======== Dataset extract ========

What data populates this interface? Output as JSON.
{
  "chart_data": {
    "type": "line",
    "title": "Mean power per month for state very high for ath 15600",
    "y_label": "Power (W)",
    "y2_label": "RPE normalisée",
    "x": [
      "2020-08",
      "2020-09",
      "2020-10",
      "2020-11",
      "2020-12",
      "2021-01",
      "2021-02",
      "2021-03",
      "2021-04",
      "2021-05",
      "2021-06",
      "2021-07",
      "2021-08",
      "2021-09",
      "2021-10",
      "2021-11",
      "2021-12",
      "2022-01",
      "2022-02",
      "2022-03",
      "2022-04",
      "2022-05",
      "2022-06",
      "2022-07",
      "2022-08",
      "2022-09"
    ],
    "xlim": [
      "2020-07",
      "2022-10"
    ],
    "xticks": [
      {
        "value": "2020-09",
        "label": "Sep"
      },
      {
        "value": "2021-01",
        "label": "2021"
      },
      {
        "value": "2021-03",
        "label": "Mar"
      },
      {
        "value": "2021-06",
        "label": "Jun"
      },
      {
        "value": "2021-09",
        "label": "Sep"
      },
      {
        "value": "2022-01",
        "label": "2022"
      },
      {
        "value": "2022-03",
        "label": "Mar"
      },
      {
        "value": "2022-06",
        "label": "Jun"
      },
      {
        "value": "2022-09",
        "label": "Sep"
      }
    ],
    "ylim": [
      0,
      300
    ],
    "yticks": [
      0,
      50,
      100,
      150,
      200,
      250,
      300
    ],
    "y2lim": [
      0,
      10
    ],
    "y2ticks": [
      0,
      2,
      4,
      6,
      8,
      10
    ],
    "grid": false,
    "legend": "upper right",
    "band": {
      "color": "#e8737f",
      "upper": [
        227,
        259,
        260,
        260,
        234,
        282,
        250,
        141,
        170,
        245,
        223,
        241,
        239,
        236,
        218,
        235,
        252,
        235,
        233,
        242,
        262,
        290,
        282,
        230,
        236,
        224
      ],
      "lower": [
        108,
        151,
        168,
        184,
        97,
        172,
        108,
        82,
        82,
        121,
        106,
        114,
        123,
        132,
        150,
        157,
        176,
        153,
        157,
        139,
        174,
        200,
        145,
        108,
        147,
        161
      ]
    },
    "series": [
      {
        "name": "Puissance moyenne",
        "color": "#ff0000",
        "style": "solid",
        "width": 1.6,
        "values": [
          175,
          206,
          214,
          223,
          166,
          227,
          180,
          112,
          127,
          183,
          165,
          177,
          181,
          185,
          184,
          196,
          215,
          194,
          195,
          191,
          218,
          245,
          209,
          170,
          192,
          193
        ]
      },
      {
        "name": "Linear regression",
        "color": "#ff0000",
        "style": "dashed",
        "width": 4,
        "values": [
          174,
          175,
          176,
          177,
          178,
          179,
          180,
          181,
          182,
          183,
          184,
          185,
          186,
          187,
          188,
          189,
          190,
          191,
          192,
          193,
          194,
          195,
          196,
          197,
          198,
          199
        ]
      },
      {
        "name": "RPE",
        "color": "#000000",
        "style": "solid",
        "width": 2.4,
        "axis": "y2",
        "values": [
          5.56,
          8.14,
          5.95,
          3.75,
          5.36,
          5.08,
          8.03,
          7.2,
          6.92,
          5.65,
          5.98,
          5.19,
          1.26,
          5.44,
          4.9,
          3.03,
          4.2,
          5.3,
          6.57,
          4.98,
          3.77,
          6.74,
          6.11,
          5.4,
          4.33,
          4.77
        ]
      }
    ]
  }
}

========

Given exercise>
Copy out every line with the word "color".

Output>
      "color": "#e8737f",
        "color": "#ff0000",
        "color": "#ff0000",
        "color": "#000000",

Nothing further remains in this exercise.